• INSTRUCTIONS TO FOLLOW:
Repeat every line of the material below verbatim, changing nothing.

Stored items
--- Start ---
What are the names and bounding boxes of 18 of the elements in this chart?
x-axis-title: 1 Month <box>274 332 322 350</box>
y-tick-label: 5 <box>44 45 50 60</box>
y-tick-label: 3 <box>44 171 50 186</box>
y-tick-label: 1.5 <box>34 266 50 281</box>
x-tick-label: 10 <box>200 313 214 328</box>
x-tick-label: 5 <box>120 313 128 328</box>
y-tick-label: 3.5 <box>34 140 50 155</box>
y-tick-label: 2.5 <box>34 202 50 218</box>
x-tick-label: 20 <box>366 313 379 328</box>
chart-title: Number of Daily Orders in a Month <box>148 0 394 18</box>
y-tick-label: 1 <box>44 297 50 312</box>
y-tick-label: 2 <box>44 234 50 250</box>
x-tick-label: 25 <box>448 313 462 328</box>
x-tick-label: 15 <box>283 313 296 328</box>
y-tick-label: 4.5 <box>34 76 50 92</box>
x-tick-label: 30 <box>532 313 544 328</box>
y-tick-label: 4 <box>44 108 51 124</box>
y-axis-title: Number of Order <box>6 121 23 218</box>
--- End ---
• RESPONSE BELOW:
What are the names and bounding boxes of 18 of the elements in this chart?
x-axis-title: 1 Month <box>274 332 322 350</box>
y-tick-label: 5 <box>44 45 50 60</box>
y-tick-label: 3 <box>44 171 50 186</box>
y-tick-label: 1.5 <box>34 266 50 281</box>
x-tick-label: 10 <box>200 313 214 328</box>
x-tick-label: 5 <box>120 313 128 328</box>
y-tick-label: 3.5 <box>34 140 50 155</box>
y-tick-label: 2.5 <box>34 202 50 218</box>
x-tick-label: 20 <box>366 313 379 328</box>
chart-title: Number of Daily Orders in a Month <box>148 0 394 18</box>
y-tick-label: 1 <box>44 297 50 312</box>
y-tick-label: 2 <box>44 234 50 250</box>
x-tick-label: 25 <box>448 313 462 328</box>
x-tick-label: 15 <box>283 313 296 328</box>
y-tick-label: 4.5 <box>34 76 50 92</box>
x-tick-label: 30 <box>532 313 544 328</box>
y-tick-label: 4 <box>44 108 51 124</box>
y-axis-title: Number of Order <box>6 121 23 218</box>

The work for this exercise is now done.